Go through the records underneath and count the lines that include the string "Precipitation". Give nothing but the number.

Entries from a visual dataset
--- BEGIN ---
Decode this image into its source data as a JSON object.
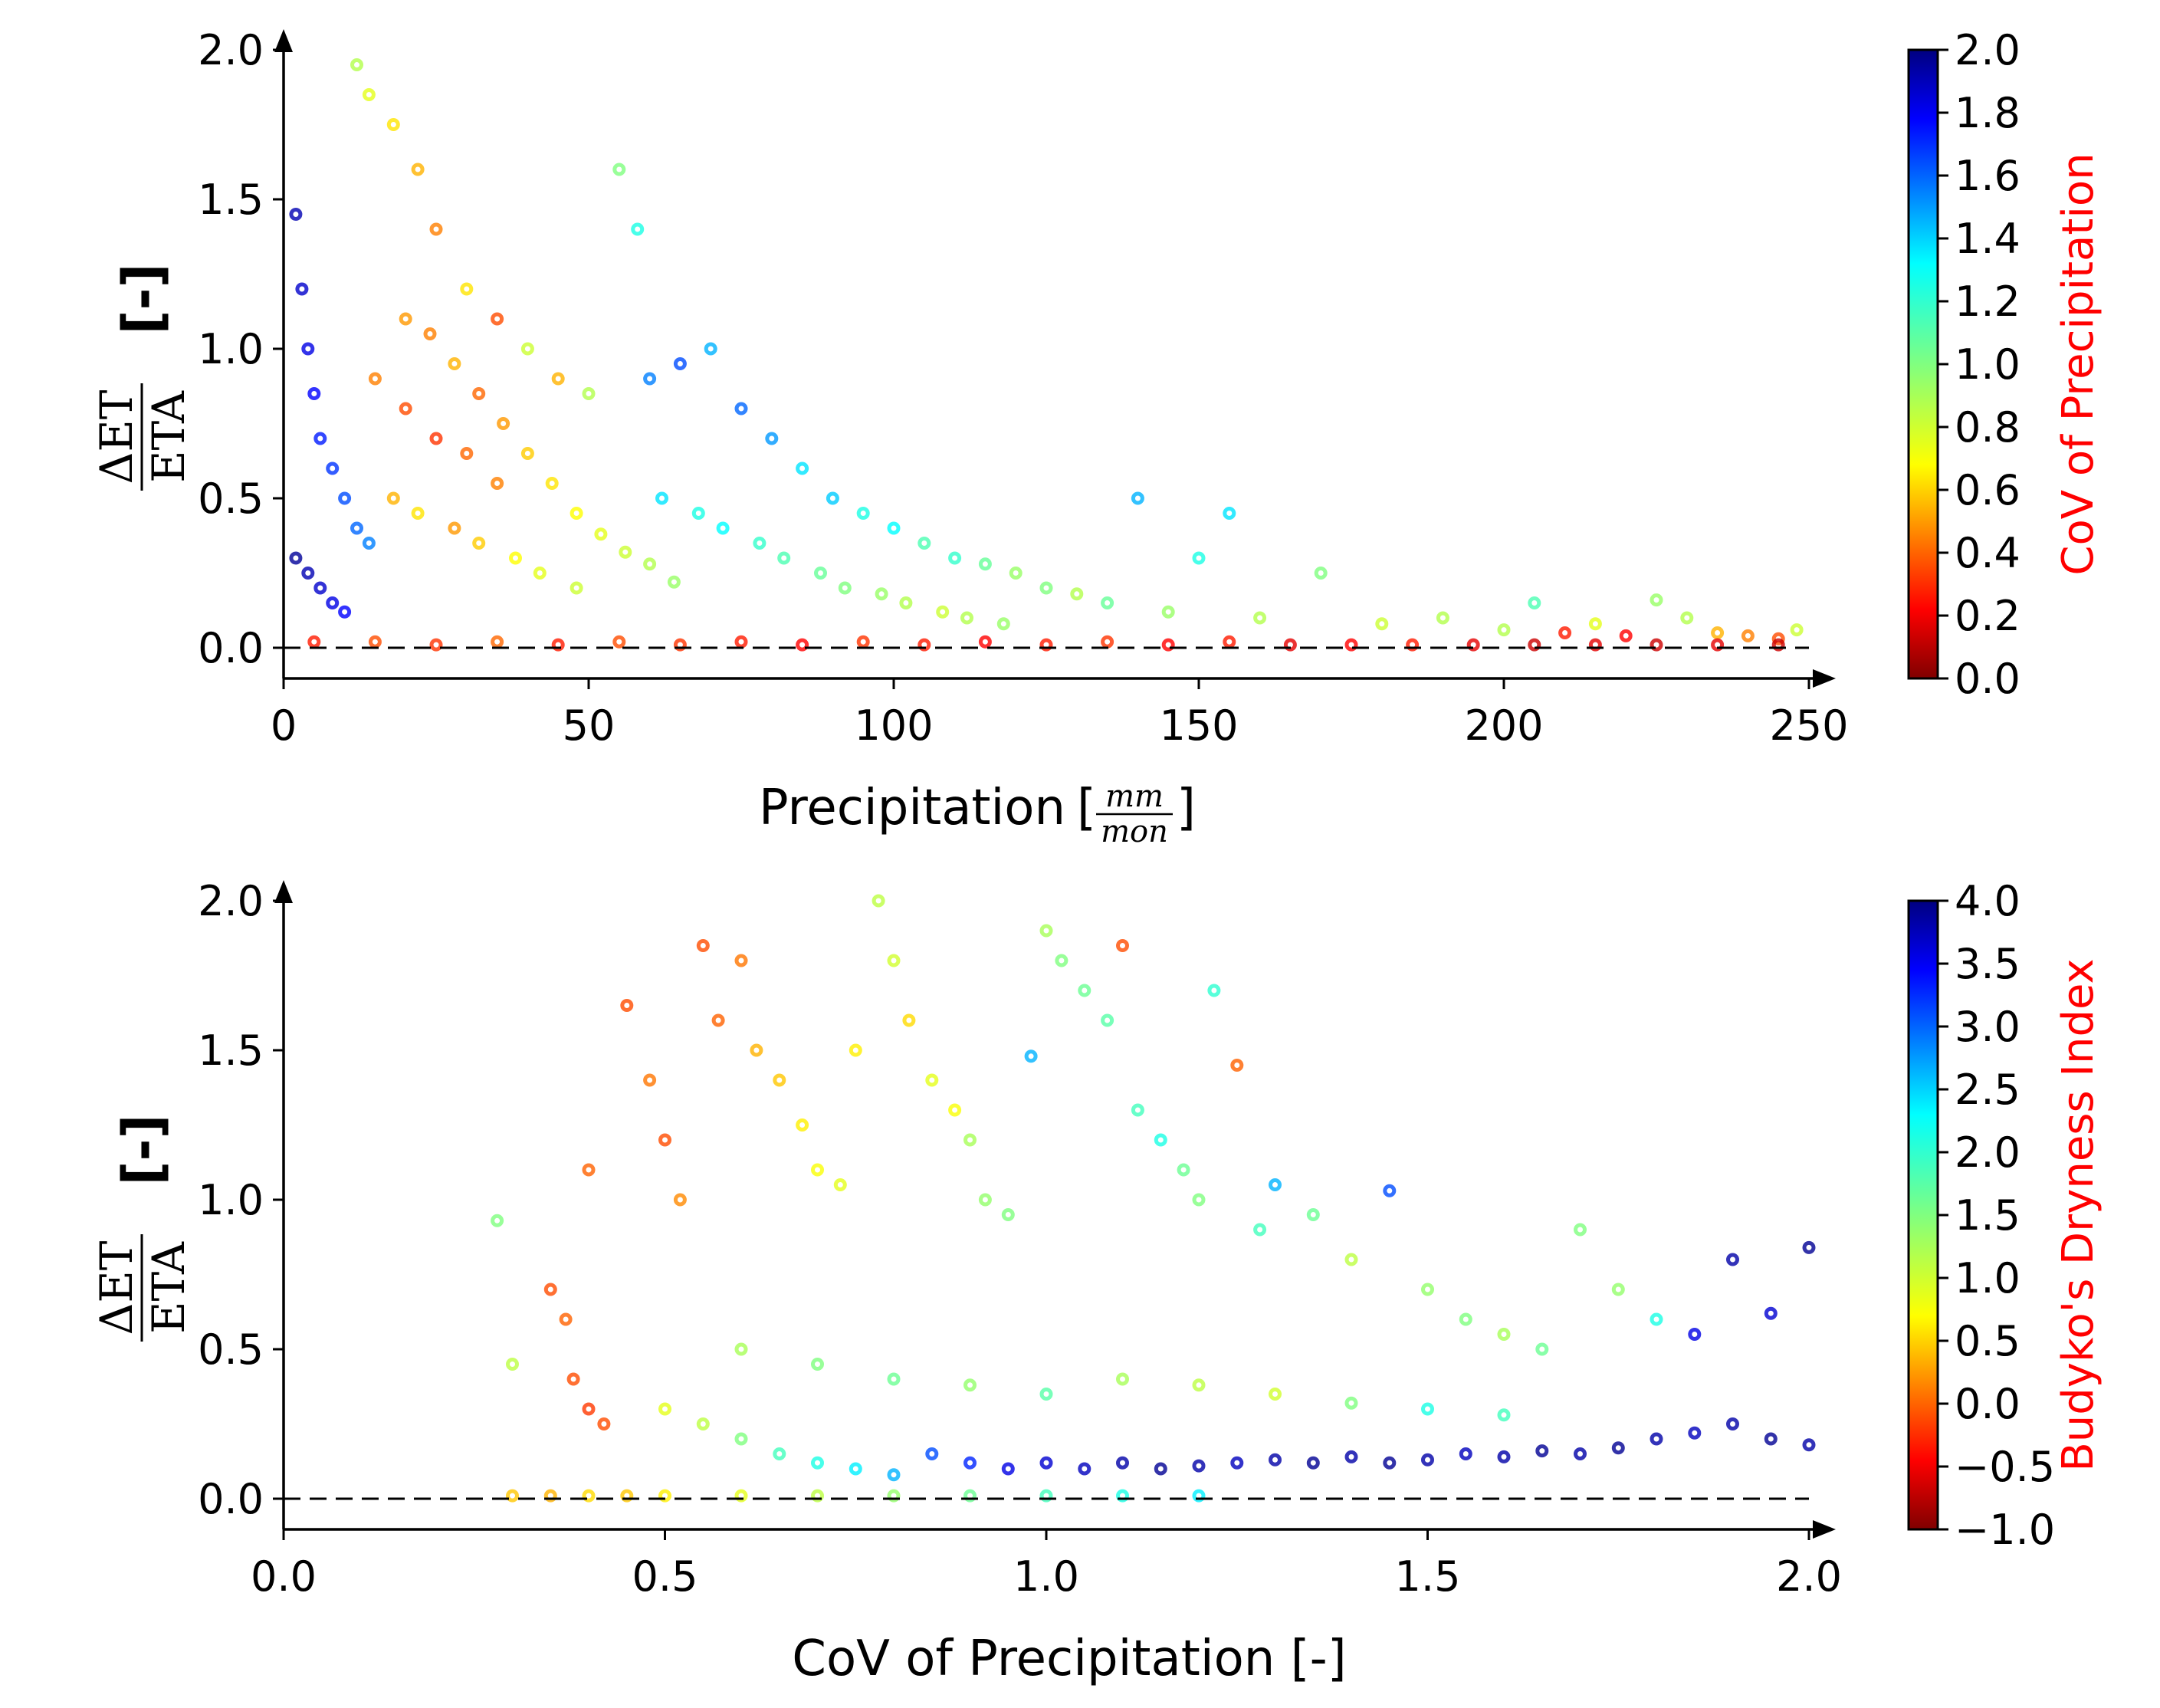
{
  "chart_data": [
    {
      "type": "scatter",
      "xlabel_text": "Precipitation",
      "xlabel_unit_num": "mm",
      "xlabel_unit_den": "mon",
      "ylabel_num": "ΔET",
      "ylabel_den": "ETA",
      "ylabel_unit": "[-]",
      "xlim": [
        0,
        250
      ],
      "ylim": [
        -0.1,
        2.0
      ],
      "x_ticks": [
        "0",
        "50",
        "100",
        "150",
        "200",
        "250"
      ],
      "x_tick_values": [
        0,
        50,
        100,
        150,
        200,
        250
      ],
      "y_ticks": [
        "0.0",
        "0.5",
        "1.0",
        "1.5",
        "2.0"
      ],
      "y_tick_values": [
        0,
        0.5,
        1.0,
        1.5,
        2.0
      ],
      "reference_line_y": 0,
      "colorbar": {
        "label": "CoV of Precipitation",
        "min": 0.0,
        "max": 2.0,
        "ticks": [
          "0.0",
          "0.2",
          "0.4",
          "0.6",
          "0.8",
          "1.0",
          "1.2",
          "1.4",
          "1.6",
          "1.8",
          "2.0"
        ],
        "tick_values": [
          0.0,
          0.2,
          0.4,
          0.6,
          0.8,
          1.0,
          1.2,
          1.4,
          1.6,
          1.8,
          2.0
        ],
        "colormap": "jet_r"
      },
      "points": [
        [
          2,
          1.45,
          1.9
        ],
        [
          3,
          1.2,
          1.85
        ],
        [
          4,
          1.0,
          1.8
        ],
        [
          5,
          0.85,
          1.75
        ],
        [
          6,
          0.7,
          1.7
        ],
        [
          8,
          0.6,
          1.65
        ],
        [
          10,
          0.5,
          1.6
        ],
        [
          12,
          0.4,
          1.55
        ],
        [
          14,
          0.35,
          1.5
        ],
        [
          2,
          0.3,
          1.95
        ],
        [
          4,
          0.25,
          1.9
        ],
        [
          6,
          0.2,
          1.85
        ],
        [
          8,
          0.15,
          1.8
        ],
        [
          10,
          0.12,
          1.75
        ],
        [
          12,
          1.95,
          0.9
        ],
        [
          14,
          1.85,
          0.8
        ],
        [
          18,
          1.75,
          0.7
        ],
        [
          22,
          1.6,
          0.6
        ],
        [
          25,
          1.4,
          0.5
        ],
        [
          30,
          1.2,
          0.7
        ],
        [
          35,
          1.1,
          0.4
        ],
        [
          40,
          1.0,
          0.85
        ],
        [
          45,
          0.9,
          0.6
        ],
        [
          50,
          0.85,
          0.9
        ],
        [
          55,
          1.6,
          1.0
        ],
        [
          58,
          1.4,
          1.2
        ],
        [
          15,
          0.9,
          0.5
        ],
        [
          20,
          0.8,
          0.4
        ],
        [
          25,
          0.7,
          0.35
        ],
        [
          30,
          0.65,
          0.45
        ],
        [
          35,
          0.55,
          0.5
        ],
        [
          18,
          0.5,
          0.6
        ],
        [
          22,
          0.45,
          0.7
        ],
        [
          28,
          0.4,
          0.55
        ],
        [
          32,
          0.35,
          0.65
        ],
        [
          38,
          0.3,
          0.75
        ],
        [
          42,
          0.25,
          0.8
        ],
        [
          48,
          0.2,
          0.85
        ],
        [
          60,
          0.9,
          1.5
        ],
        [
          65,
          0.95,
          1.6
        ],
        [
          70,
          1.0,
          1.4
        ],
        [
          75,
          0.8,
          1.55
        ],
        [
          80,
          0.7,
          1.45
        ],
        [
          85,
          0.6,
          1.3
        ],
        [
          90,
          0.5,
          1.35
        ],
        [
          95,
          0.45,
          1.2
        ],
        [
          100,
          0.4,
          1.25
        ],
        [
          105,
          0.35,
          1.1
        ],
        [
          110,
          0.3,
          1.15
        ],
        [
          115,
          0.28,
          1.05
        ],
        [
          62,
          0.5,
          1.3
        ],
        [
          68,
          0.45,
          1.2
        ],
        [
          72,
          0.4,
          1.25
        ],
        [
          78,
          0.35,
          1.15
        ],
        [
          82,
          0.3,
          1.1
        ],
        [
          88,
          0.25,
          1.05
        ],
        [
          92,
          0.2,
          1.0
        ],
        [
          98,
          0.18,
          0.95
        ],
        [
          102,
          0.15,
          0.9
        ],
        [
          108,
          0.12,
          0.85
        ],
        [
          112,
          0.1,
          0.9
        ],
        [
          118,
          0.08,
          0.95
        ],
        [
          120,
          0.25,
          0.95
        ],
        [
          125,
          0.2,
          1.0
        ],
        [
          130,
          0.18,
          0.9
        ],
        [
          135,
          0.15,
          1.05
        ],
        [
          140,
          0.5,
          1.4
        ],
        [
          145,
          0.12,
          0.95
        ],
        [
          150,
          0.3,
          1.2
        ],
        [
          155,
          0.45,
          1.3
        ],
        [
          160,
          0.1,
          0.9
        ],
        [
          170,
          0.25,
          1.0
        ],
        [
          180,
          0.08,
          0.85
        ],
        [
          190,
          0.1,
          0.9
        ],
        [
          200,
          0.06,
          0.9
        ],
        [
          205,
          0.15,
          1.1
        ],
        [
          210,
          0.05,
          0.3
        ],
        [
          215,
          0.08,
          0.8
        ],
        [
          220,
          0.04,
          0.25
        ],
        [
          225,
          0.16,
          0.95
        ],
        [
          230,
          0.1,
          0.9
        ],
        [
          235,
          0.05,
          0.6
        ],
        [
          240,
          0.04,
          0.5
        ],
        [
          245,
          0.03,
          0.4
        ],
        [
          248,
          0.06,
          0.85
        ],
        [
          5,
          0.02,
          0.3
        ],
        [
          15,
          0.02,
          0.4
        ],
        [
          25,
          0.01,
          0.35
        ],
        [
          35,
          0.02,
          0.45
        ],
        [
          45,
          0.01,
          0.3
        ],
        [
          55,
          0.02,
          0.4
        ],
        [
          65,
          0.01,
          0.35
        ],
        [
          75,
          0.02,
          0.3
        ],
        [
          85,
          0.01,
          0.25
        ],
        [
          95,
          0.02,
          0.35
        ],
        [
          105,
          0.01,
          0.3
        ],
        [
          115,
          0.02,
          0.25
        ],
        [
          125,
          0.01,
          0.3
        ],
        [
          135,
          0.02,
          0.35
        ],
        [
          145,
          0.01,
          0.25
        ],
        [
          155,
          0.02,
          0.3
        ],
        [
          165,
          0.01,
          0.2
        ],
        [
          175,
          0.01,
          0.25
        ],
        [
          185,
          0.01,
          0.3
        ],
        [
          195,
          0.01,
          0.2
        ],
        [
          205,
          0.01,
          0.15
        ],
        [
          215,
          0.01,
          0.2
        ],
        [
          225,
          0.01,
          0.15
        ],
        [
          235,
          0.01,
          0.2
        ],
        [
          245,
          0.01,
          0.15
        ],
        [
          20,
          1.1,
          0.55
        ],
        [
          24,
          1.05,
          0.5
        ],
        [
          28,
          0.95,
          0.6
        ],
        [
          32,
          0.85,
          0.45
        ],
        [
          36,
          0.75,
          0.55
        ],
        [
          40,
          0.65,
          0.65
        ],
        [
          44,
          0.55,
          0.7
        ],
        [
          48,
          0.45,
          0.75
        ],
        [
          52,
          0.38,
          0.8
        ],
        [
          56,
          0.32,
          0.85
        ],
        [
          60,
          0.28,
          0.9
        ],
        [
          64,
          0.22,
          0.95
        ]
      ]
    },
    {
      "type": "scatter",
      "xlabel": "CoV of Precipitation [-]",
      "ylabel_num": "ΔET",
      "ylabel_den": "ETA",
      "ylabel_unit": "[-]",
      "xlim": [
        0.0,
        2.0
      ],
      "ylim": [
        -0.1,
        2.0
      ],
      "x_ticks": [
        "0.0",
        "0.5",
        "1.0",
        "1.5",
        "2.0"
      ],
      "x_tick_values": [
        0.0,
        0.5,
        1.0,
        1.5,
        2.0
      ],
      "y_ticks": [
        "0.0",
        "0.5",
        "1.0",
        "1.5",
        "2.0"
      ],
      "y_tick_values": [
        0,
        0.5,
        1.0,
        1.5,
        2.0
      ],
      "reference_line_y": 0,
      "colorbar": {
        "label": "Budyko's Dryness Index",
        "min": -1.0,
        "max": 4.0,
        "ticks": [
          "−1.0",
          "−0.5",
          "0.0",
          "0.5",
          "1.0",
          "1.5",
          "2.0",
          "2.5",
          "3.0",
          "3.5",
          "4.0"
        ],
        "tick_values": [
          -1.0,
          -0.5,
          0.0,
          0.5,
          1.0,
          1.5,
          2.0,
          2.5,
          3.0,
          3.5,
          4.0
        ],
        "colormap": "jet_r"
      },
      "points": [
        [
          0.28,
          0.93,
          1.5
        ],
        [
          0.3,
          0.45,
          1.2
        ],
        [
          0.35,
          0.7,
          0.0
        ],
        [
          0.37,
          0.6,
          0.1
        ],
        [
          0.38,
          0.4,
          0.0
        ],
        [
          0.4,
          0.3,
          -0.1
        ],
        [
          0.42,
          0.25,
          0.0
        ],
        [
          0.4,
          1.1,
          0.1
        ],
        [
          0.45,
          1.65,
          0.0
        ],
        [
          0.48,
          1.4,
          0.2
        ],
        [
          0.5,
          1.2,
          0.0
        ],
        [
          0.52,
          1.0,
          0.3
        ],
        [
          0.55,
          1.85,
          0.0
        ],
        [
          0.57,
          1.6,
          0.1
        ],
        [
          0.6,
          1.8,
          0.2
        ],
        [
          0.62,
          1.5,
          0.5
        ],
        [
          0.65,
          1.4,
          0.6
        ],
        [
          0.68,
          1.25,
          0.8
        ],
        [
          0.7,
          1.1,
          0.9
        ],
        [
          0.73,
          1.05,
          1.0
        ],
        [
          0.75,
          1.5,
          0.8
        ],
        [
          0.78,
          2.0,
          1.2
        ],
        [
          0.8,
          1.8,
          1.1
        ],
        [
          0.82,
          1.6,
          0.7
        ],
        [
          0.85,
          1.4,
          1.0
        ],
        [
          0.88,
          1.3,
          0.9
        ],
        [
          0.9,
          1.2,
          1.3
        ],
        [
          0.92,
          1.0,
          1.4
        ],
        [
          0.95,
          0.95,
          1.5
        ],
        [
          0.98,
          1.48,
          2.5
        ],
        [
          1.0,
          1.9,
          1.3
        ],
        [
          1.02,
          1.8,
          1.5
        ],
        [
          1.05,
          1.7,
          1.6
        ],
        [
          1.08,
          1.6,
          1.7
        ],
        [
          1.1,
          1.85,
          0.0
        ],
        [
          1.12,
          1.3,
          1.8
        ],
        [
          1.15,
          1.2,
          2.0
        ],
        [
          1.18,
          1.1,
          1.6
        ],
        [
          1.2,
          1.0,
          1.5
        ],
        [
          1.22,
          1.7,
          1.9
        ],
        [
          1.25,
          1.45,
          0.1
        ],
        [
          1.28,
          0.9,
          1.8
        ],
        [
          1.3,
          1.05,
          2.5
        ],
        [
          1.35,
          0.95,
          1.6
        ],
        [
          1.4,
          0.8,
          1.2
        ],
        [
          1.45,
          1.03,
          3.0
        ],
        [
          1.5,
          0.7,
          1.4
        ],
        [
          1.55,
          0.6,
          1.5
        ],
        [
          1.6,
          0.55,
          1.3
        ],
        [
          1.65,
          0.5,
          1.6
        ],
        [
          1.7,
          0.9,
          1.5
        ],
        [
          1.75,
          0.7,
          1.4
        ],
        [
          1.8,
          0.6,
          2.0
        ],
        [
          1.85,
          0.55,
          3.5
        ],
        [
          1.9,
          0.8,
          3.8
        ],
        [
          1.95,
          0.62,
          3.6
        ],
        [
          2.0,
          0.84,
          3.9
        ],
        [
          0.5,
          0.3,
          1.0
        ],
        [
          0.55,
          0.25,
          1.2
        ],
        [
          0.6,
          0.2,
          1.5
        ],
        [
          0.65,
          0.15,
          1.8
        ],
        [
          0.7,
          0.12,
          2.0
        ],
        [
          0.75,
          0.1,
          2.2
        ],
        [
          0.8,
          0.08,
          2.5
        ],
        [
          0.85,
          0.15,
          3.0
        ],
        [
          0.9,
          0.12,
          3.2
        ],
        [
          0.95,
          0.1,
          3.5
        ],
        [
          1.0,
          0.12,
          3.6
        ],
        [
          1.05,
          0.1,
          3.7
        ],
        [
          1.1,
          0.12,
          3.8
        ],
        [
          1.15,
          0.1,
          3.9
        ],
        [
          1.2,
          0.11,
          3.8
        ],
        [
          1.25,
          0.12,
          3.7
        ],
        [
          1.3,
          0.13,
          3.8
        ],
        [
          1.35,
          0.12,
          3.9
        ],
        [
          1.4,
          0.14,
          3.8
        ],
        [
          1.45,
          0.12,
          3.9
        ],
        [
          1.5,
          0.13,
          3.8
        ],
        [
          1.55,
          0.15,
          3.7
        ],
        [
          1.6,
          0.14,
          3.8
        ],
        [
          1.65,
          0.16,
          3.9
        ],
        [
          1.7,
          0.15,
          3.8
        ],
        [
          1.75,
          0.17,
          3.9
        ],
        [
          1.8,
          0.2,
          3.8
        ],
        [
          1.85,
          0.22,
          3.7
        ],
        [
          1.9,
          0.25,
          3.8
        ],
        [
          1.95,
          0.2,
          3.9
        ],
        [
          2.0,
          0.18,
          3.8
        ],
        [
          0.6,
          0.5,
          1.3
        ],
        [
          0.7,
          0.45,
          1.5
        ],
        [
          0.8,
          0.4,
          1.6
        ],
        [
          0.9,
          0.38,
          1.4
        ],
        [
          1.0,
          0.35,
          1.7
        ],
        [
          1.1,
          0.4,
          1.3
        ],
        [
          1.2,
          0.38,
          1.2
        ],
        [
          1.3,
          0.35,
          1.1
        ],
        [
          1.4,
          0.32,
          1.5
        ],
        [
          1.5,
          0.3,
          2.0
        ],
        [
          1.6,
          0.28,
          1.8
        ],
        [
          0.3,
          0.01,
          0.6
        ],
        [
          0.35,
          0.01,
          0.5
        ],
        [
          0.4,
          0.01,
          0.7
        ],
        [
          0.45,
          0.01,
          0.6
        ],
        [
          0.5,
          0.01,
          0.8
        ],
        [
          0.6,
          0.01,
          1.0
        ],
        [
          0.7,
          0.01,
          1.2
        ],
        [
          0.8,
          0.01,
          1.4
        ],
        [
          0.9,
          0.01,
          1.6
        ],
        [
          1.0,
          0.01,
          1.8
        ],
        [
          1.1,
          0.01,
          2.0
        ],
        [
          1.2,
          0.01,
          2.2
        ]
      ]
    }
  ]
}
--- END ---
RESULT FOR THIS TASK: 3